**Goal**
Transcribe every entry word for word. Skip the pictures.

**Data provided**
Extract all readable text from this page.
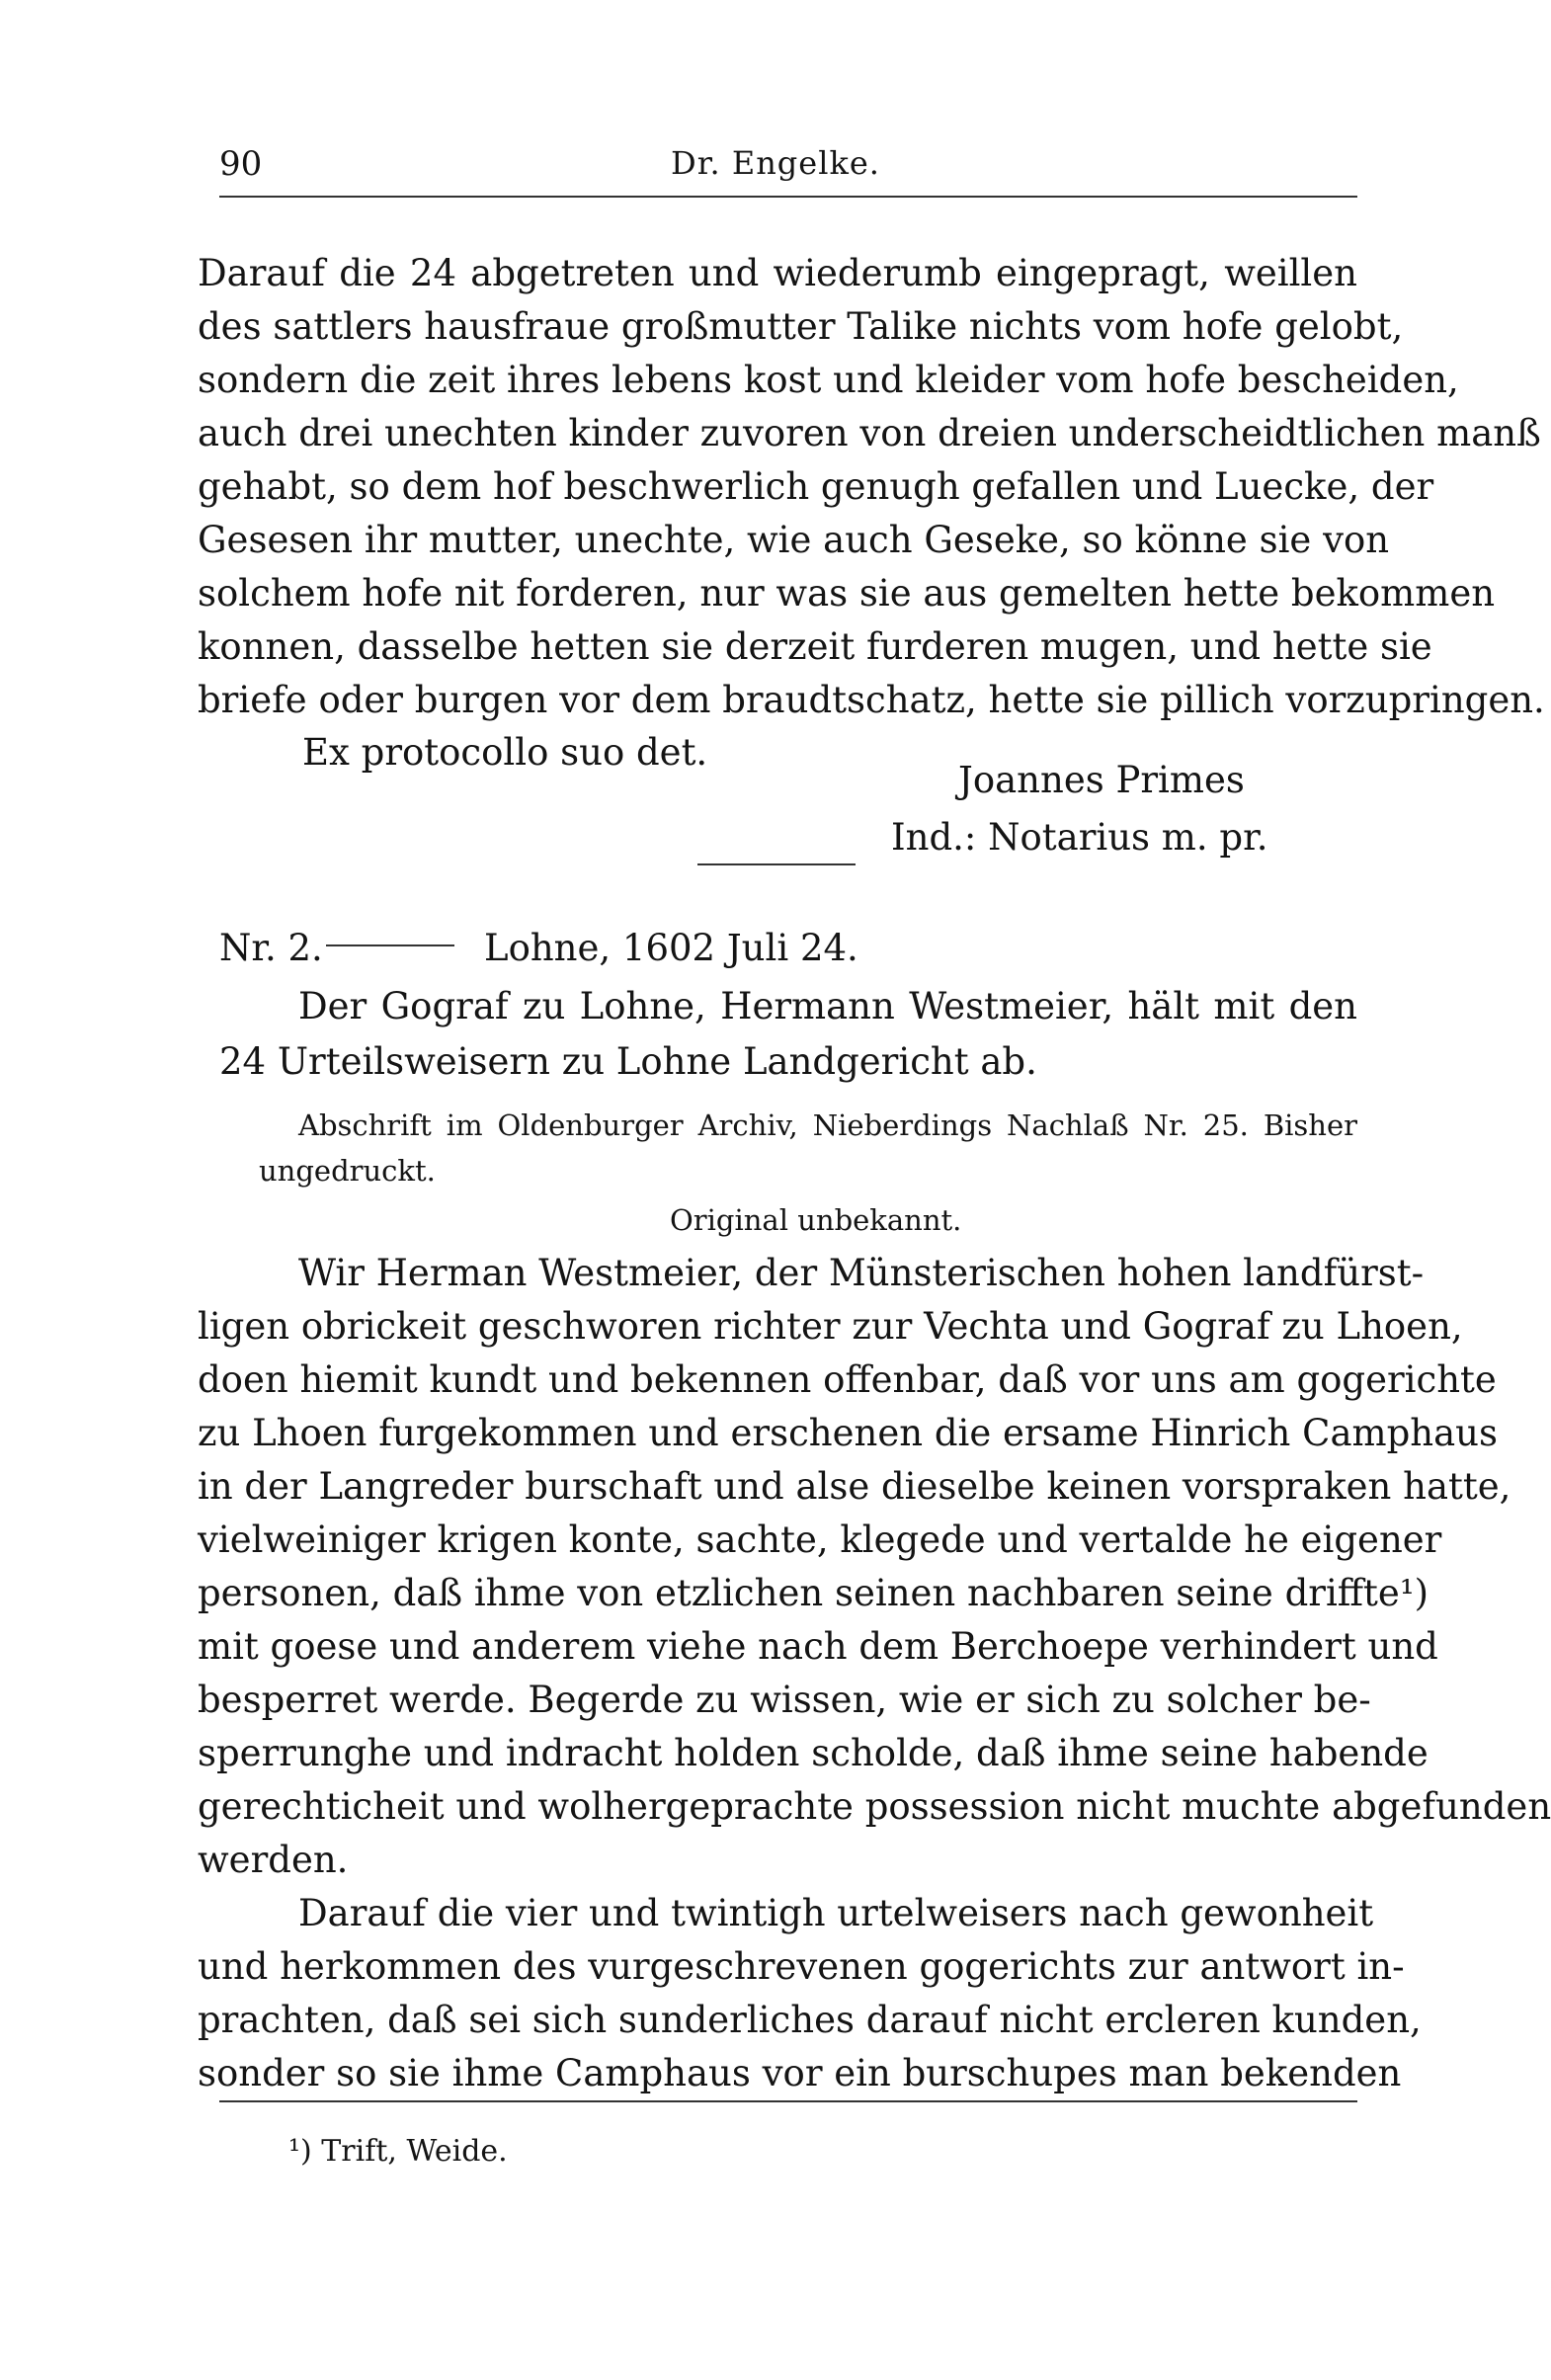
90	Dr. Engelke.
Darauf die 24 abgetreten und wiederumb eingepragt, weillen
des sattlers hausfraue großmutter Talike nichts vom hofe gelobt,
sondern die zeit ihres lebens kost und kleider vom hofe bescheiden,
auch drei unechten kinder zuvoren von dreien underscheidtlichen manß
gehabt, so dem hof beschwerlich genugh gefallen und Luecke, der
Gesesen ihr mutter, unechte, wie auch Geseke, so könne sie von
solchem hofe nit forderen, nur was sie aus gemelten hette bekommen
konnen, dasselbe hetten sie derzeit furderen mugen, und hette sie
briefe oder burgen vor dem braudtschatz, hette sie pillich vorzupringen.
Ex protocollo suo det.
Joannes Primes
Ind.: Notarius m. pr.
Nr. 2.	Lohne, 1602 Juli 24.
Der Gograf zu Lohne, Hermann Westmeier, hält mit den
24 Urteilsweisern zu Lohne Landgericht ab.
Abschrift im Oldenburger Archiv, Nieberdings Nachlaß Nr. 25. Bisher
ungedruckt.
Original unbekannt.
Wir Herman Westmeier, der Münsterischen hohen landfürst-
ligen obrickeit geschworen richter zur Vechta und Gograf zu Lhoen,
doen hiemit kundt und bekennen offenbar, daß vor uns am gogerichte
zu Lhoen furgekommen und erschenen die ersame Hinrich Camphaus
in der Langreder burschaft und alse dieselbe keinen vorspraken hatte,
vielweiniger krigen konte, sachte, klegede und vertalde he eigener
personen, daß ihme von etzlichen seinen nachbaren seine driffte¹)
mit goese und anderem viehe nach dem Berchoepe verhindert und
besperret werde. Begerde zu wissen, wie er sich zu solcher be-
sperrunghe und indracht holden scholde, daß ihme seine habende
gerechticheit und wolhergeprachte possession nicht muchte abgefunden
werden.
Darauf die vier und twintigh urtelweisers nach gewonheit
und herkommen des vurgeschrevenen gogerichts zur antwort in-
prachten, daß sei sich sunderliches darauf nicht ercleren kunden,
sonder so sie ihme Camphaus vor ein burschupes man bekenden
¹) Trift, Weide.
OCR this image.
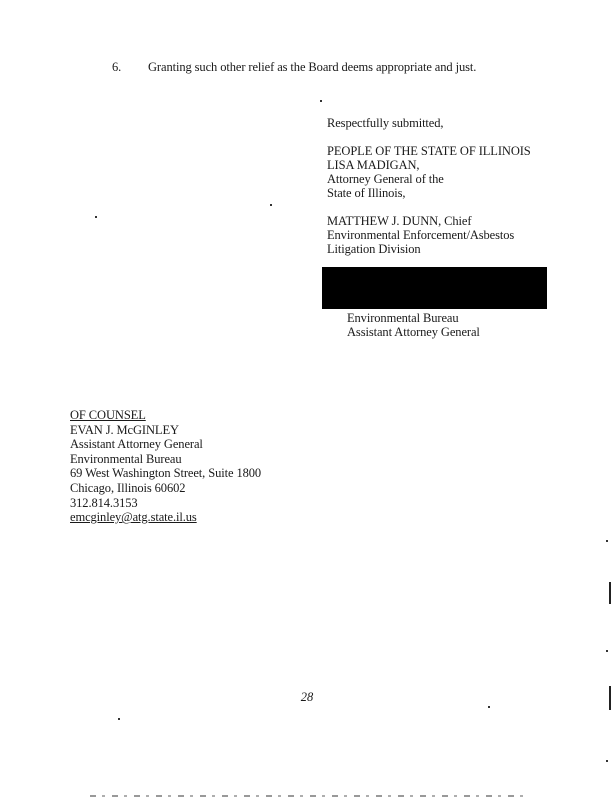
6. Granting such other relief as the Board deems appropriate and just.
Respectfully submitted,
PEOPLE OF THE STATE OF ILLINOIS
LISA MADIGAN,
Attorney General of the
State of Illinois,
MATTHEW J. DUNN, Chief
Environmental Enforcement/Asbestos
Litigation Division
Environmental Bureau
Assistant Attorney General
OF COUNSEL
EVAN J. McGINLEY
Assistant Attorney General
Environmental Bureau
69 West Washington Street, Suite 1800
Chicago, Illinois 60602
312.814.3153
emcginley@atg.state.il.us
28
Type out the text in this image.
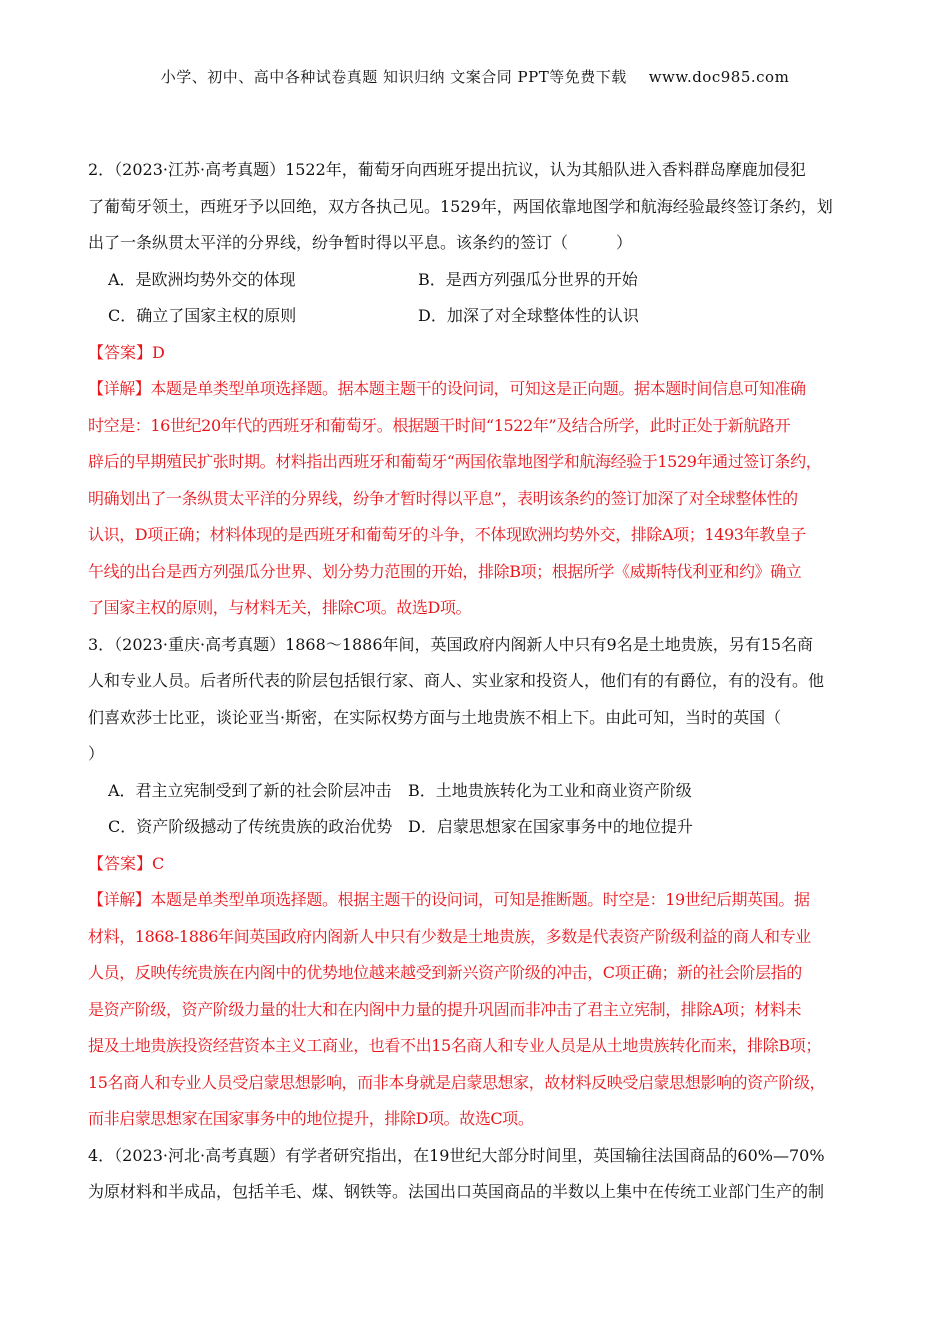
小学、初中、高中各种试卷真题 知识归纳 文案合同 PPT等免费下载 www.doc985.com
2．（2023·江苏·高考真题）1522年，葡萄牙向西班牙提出抗议，认为其船队进入香料群岛摩鹿加侵犯
了葡萄牙领土，西班牙予以回绝，双方各执己见。1529年，两国依靠地图学和航海经验最终签订条约，划
出了一条纵贯太平洋的分界线，纷争暂时得以平息。该条约的签订（　　　）
A．是欧洲均势外交的体现	B．是西方列强瓜分世界的开始
C．确立了国家主权的原则	D．加深了对全球整体性的认识
【答案】D
【详解】本题是单类型单项选择题。据本题主题干的设问词，可知这是正向题。据本题时间信息可知准确
时空是：16世纪20年代的西班牙和葡萄牙。根据题干时间“1522年”及结合所学，此时正处于新航路开
辟后的早期殖民扩张时期。材料指出西班牙和葡萄牙“两国依靠地图学和航海经验于1529年通过签订条约，
明确划出了一条纵贯太平洋的分界线，纷争才暂时得以平息”，表明该条约的签订加深了对全球整体性的
认识，D项正确；材料体现的是西班牙和葡萄牙的斗争，不体现欧洲均势外交，排除A项；1493年教皇子
午线的出台是西方列强瓜分世界、划分势力范围的开始，排除B项；根据所学《威斯特伐利亚和约》确立
了国家主权的原则，与材料无关，排除C项。故选D项。
3．（2023·重庆·高考真题）1868～1886年间，英国政府内阁新人中只有9名是土地贵族，另有15名商
人和专业人员。后者所代表的阶层包括银行家、商人、实业家和投资人，他们有的有爵位，有的没有。他
们喜欢莎士比亚，谈论亚当·斯密，在实际权势方面与土地贵族不相上下。由此可知，当时的英国（
）
A．君主立宪制受到了新的社会阶层冲击	B．土地贵族转化为工业和商业资产阶级
C．资产阶级撼动了传统贵族的政治优势 D．启蒙思想家在国家事务中的地位提升
【答案】C
【详解】本题是单类型单项选择题。根据主题干的设问词，可知是推断题。时空是：19世纪后期英国。据
材料，1868-1886年间英国政府内阁新人中只有少数是土地贵族，多数是代表资产阶级利益的商人和专业
人员，反映传统贵族在内阁中的优势地位越来越受到新兴资产阶级的冲击，C项正确；新的社会阶层指的
是资产阶级，资产阶级力量的壮大和在内阁中力量的提升巩固而非冲击了君主立宪制，排除A项；材料未
提及土地贵族投资经营资本主义工商业，也看不出15名商人和专业人员是从土地贵族转化而来，排除B项；
15名商人和专业人员受启蒙思想影响，而非本身就是启蒙思想家，故材料反映受启蒙思想影响的资产阶级，
而非启蒙思想家在国家事务中的地位提升，排除D项。故选C项。
4．（2023·河北·高考真题）有学者研究指出，在19世纪大部分时间里，英国输往法国商品的60%—70%
为原材料和半成品，包括羊毛、煤、钢铁等。法国出口英国商品的半数以上集中在传统工业部门生产的制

**Right answer**
Extract all readable text from this page.
90	Dr. Engelke.
Darauf die 24 abgetreten und wiederumb eingepragt, weillen
des sattlers hausfraue großmutter Talike nichts vom hofe gelobt,
sondern die zeit ihres lebens kost und kleider vom hofe bescheiden,
auch drei unechten kinder zuvoren von dreien underscheidtlichen manß
gehabt, so dem hof beschwerlich genugh gefallen und Luecke, der
Gesesen ihr mutter, unechte, wie auch Geseke, so könne sie von
solchem hofe nit forderen, nur was sie aus gemelten hette bekommen
konnen, dasselbe hetten sie derzeit furderen mugen, und hette sie
briefe oder burgen vor dem braudtschatz, hette sie pillich vorzupringen.
Ex protocollo suo det.
Joannes Primes
Ind.: Notarius m. pr.
Nr. 2.	Lohne, 1602 Juli 24.
Der Gograf zu Lohne, Hermann Westmeier, hält mit den
24 Urteilsweisern zu Lohne Landgericht ab.
Abschrift im Oldenburger Archiv, Nieberdings Nachlaß Nr. 25. Bisher
ungedruckt.
Original unbekannt.
Wir Herman Westmeier, der Münsterischen hohen landfürst-
ligen obrickeit geschworen richter zur Vechta und Gograf zu Lhoen,
doen hiemit kundt und bekennen offenbar, daß vor uns am gogerichte
zu Lhoen furgekommen und erschenen die ersame Hinrich Camphaus
in der Langreder burschaft und alse dieselbe keinen vorspraken hatte,
vielweiniger krigen konte, sachte, klegede und vertalde he eigener
personen, daß ihme von etzlichen seinen nachbaren seine driffte¹)
mit goese und anderem viehe nach dem Berchoepe verhindert und
besperret werde. Begerde zu wissen, wie er sich zu solcher be-
sperrunghe und indracht holden scholde, daß ihme seine habende
gerechticheit und wolhergeprachte possession nicht muchte abgefunden
werden.
Darauf die vier und twintigh urtelweisers nach gewonheit
und herkommen des vurgeschrevenen gogerichts zur antwort in-
prachten, daß sei sich sunderliches darauf nicht ercleren kunden,
sonder so sie ihme Camphaus vor ein burschupes man bekenden
¹) Trift, Weide.
OCR this image.
6. Granting such other relief as the Board deems appropriate and just.
Respectfully submitted,
PEOPLE OF THE STATE OF ILLINOIS
LISA MADIGAN,
Attorney General of the
State of Illinois,
MATTHEW J. DUNN, Chief
Environmental Enforcement/Asbestos
Litigation Division
Environmental Bureau
Assistant Attorney General
OF COUNSEL
EVAN J. McGINLEY
Assistant Attorney General
Environmental Bureau
69 West Washington Street, Suite 1800
Chicago, Illinois 60602
312.814.3153
emcginley@atg.state.il.us
28
Type out the text in this image.
小学、初中、高中各种试卷真题 知识归纳 文案合同 PPT等免费下载 www.doc985.com
2．（2023·江苏·高考真题）1522年，葡萄牙向西班牙提出抗议，认为其船队进入香料群岛摩鹿加侵犯
了葡萄牙领土，西班牙予以回绝，双方各执己见。1529年，两国依靠地图学和航海经验最终签订条约，划
出了一条纵贯太平洋的分界线，纷争暂时得以平息。该条约的签订（　　　）
A．是欧洲均势外交的体现	B．是西方列强瓜分世界的开始
C．确立了国家主权的原则	D．加深了对全球整体性的认识
【答案】D
【详解】本题是单类型单项选择题。据本题主题干的设问词，可知这是正向题。据本题时间信息可知准确
时空是：16世纪20年代的西班牙和葡萄牙。根据题干时间“1522年”及结合所学，此时正处于新航路开
辟后的早期殖民扩张时期。材料指出西班牙和葡萄牙“两国依靠地图学和航海经验于1529年通过签订条约，
明确划出了一条纵贯太平洋的分界线，纷争才暂时得以平息”，表明该条约的签订加深了对全球整体性的
认识，D项正确；材料体现的是西班牙和葡萄牙的斗争，不体现欧洲均势外交，排除A项；1493年教皇子
午线的出台是西方列强瓜分世界、划分势力范围的开始，排除B项；根据所学《威斯特伐利亚和约》确立
了国家主权的原则，与材料无关，排除C项。故选D项。
3．（2023·重庆·高考真题）1868～1886年间，英国政府内阁新人中只有9名是土地贵族，另有15名商
人和专业人员。后者所代表的阶层包括银行家、商人、实业家和投资人，他们有的有爵位，有的没有。他
们喜欢莎士比亚，谈论亚当·斯密，在实际权势方面与土地贵族不相上下。由此可知，当时的英国（
）
A．君主立宪制受到了新的社会阶层冲击	B．土地贵族转化为工业和商业资产阶级
C．资产阶级撼动了传统贵族的政治优势 D．启蒙思想家在国家事务中的地位提升
【答案】C
【详解】本题是单类型单项选择题。根据主题干的设问词，可知是推断题。时空是：19世纪后期英国。据
材料，1868-1886年间英国政府内阁新人中只有少数是土地贵族，多数是代表资产阶级利益的商人和专业
人员，反映传统贵族在内阁中的优势地位越来越受到新兴资产阶级的冲击，C项正确；新的社会阶层指的
是资产阶级，资产阶级力量的壮大和在内阁中力量的提升巩固而非冲击了君主立宪制，排除A项；材料未
提及土地贵族投资经营资本主义工商业，也看不出15名商人和专业人员是从土地贵族转化而来，排除B项；
15名商人和专业人员受启蒙思想影响，而非本身就是启蒙思想家，故材料反映受启蒙思想影响的资产阶级，
而非启蒙思想家在国家事务中的地位提升，排除D项。故选C项。
4．（2023·河北·高考真题）有学者研究指出，在19世纪大部分时间里，英国输往法国商品的60%—70%
为原材料和半成品，包括羊毛、煤、钢铁等。法国出口英国商品的半数以上集中在传统工业部门生产的制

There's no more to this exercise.